> **SHORT TASK**: Set down every record once more, exactly as given.
══ RECORDS SHOWN
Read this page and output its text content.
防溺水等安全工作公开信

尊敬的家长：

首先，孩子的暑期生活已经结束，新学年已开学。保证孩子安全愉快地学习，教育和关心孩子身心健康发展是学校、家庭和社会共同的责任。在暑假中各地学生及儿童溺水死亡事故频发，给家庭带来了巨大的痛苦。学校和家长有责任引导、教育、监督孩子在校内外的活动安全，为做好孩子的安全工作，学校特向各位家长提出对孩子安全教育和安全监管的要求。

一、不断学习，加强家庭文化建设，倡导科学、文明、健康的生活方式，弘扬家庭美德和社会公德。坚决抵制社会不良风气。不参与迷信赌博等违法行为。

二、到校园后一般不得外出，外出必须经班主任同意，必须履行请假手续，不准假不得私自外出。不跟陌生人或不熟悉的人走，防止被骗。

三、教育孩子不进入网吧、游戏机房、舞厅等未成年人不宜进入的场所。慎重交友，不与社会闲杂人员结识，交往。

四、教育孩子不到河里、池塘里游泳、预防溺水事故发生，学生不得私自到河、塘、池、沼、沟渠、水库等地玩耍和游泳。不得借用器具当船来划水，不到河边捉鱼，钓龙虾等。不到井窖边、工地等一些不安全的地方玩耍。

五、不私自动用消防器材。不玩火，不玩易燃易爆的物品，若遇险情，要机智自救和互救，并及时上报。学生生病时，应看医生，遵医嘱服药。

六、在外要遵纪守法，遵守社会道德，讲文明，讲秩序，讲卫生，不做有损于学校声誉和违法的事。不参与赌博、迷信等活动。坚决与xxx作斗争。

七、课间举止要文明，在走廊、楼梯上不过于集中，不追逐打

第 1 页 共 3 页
════
> **ANSWER TO THE PROBLEM**:
Read this page and output its text content.
防溺水等安全工作公开信

尊敬的家长：

首先，孩子的暑期生活已经结束，新学年已开学。保证孩子安全愉快地学习，教育和关心孩子身心健康发展是学校、家庭和社会共同的责任。在暑假中各地学生及儿童溺水死亡事故频发，给家庭带来了巨大的痛苦。学校和家长有责任引导、教育、监督孩子在校内外的活动安全，为做好孩子的安全工作，学校特向各位家长提出对孩子安全教育和安全监管的要求。

一、不断学习，加强家庭文化建设，倡导科学、文明、健康的生活方式，弘扬家庭美德和社会公德。坚决抵制社会不良风气。不参与迷信赌博等违法行为。

二、到校园后一般不得外出，外出必须经班主任同意，必须履行请假手续，不准假不得私自外出。不跟陌生人或不熟悉的人走，防止被骗。

三、教育孩子不进入网吧、游戏机房、舞厅等未成年人不宜进入的场所。慎重交友，不与社会闲杂人员结识，交往。

四、教育孩子不到河里、池塘里游泳、预防溺水事故发生，学生不得私自到河、塘、池、沼、沟渠、水库等地玩耍和游泳。不得借用器具当船来划水，不到河边捉鱼，钓龙虾等。不到井窖边、工地等一些不安全的地方玩耍。

五、不私自动用消防器材。不玩火，不玩易燃易爆的物品，若遇险情，要机智自救和互救，并及时上报。学生生病时，应看医生，遵医嘱服药。

六、在外要遵纪守法，遵守社会道德，讲文明，讲秩序，讲卫生，不做有损于学校声誉和违法的事。不参与赌博、迷信等活动。坚决与xxx作斗争。

七、课间举止要文明，在走廊、楼梯上不过于集中，不追逐打

第 1 页 共 3 页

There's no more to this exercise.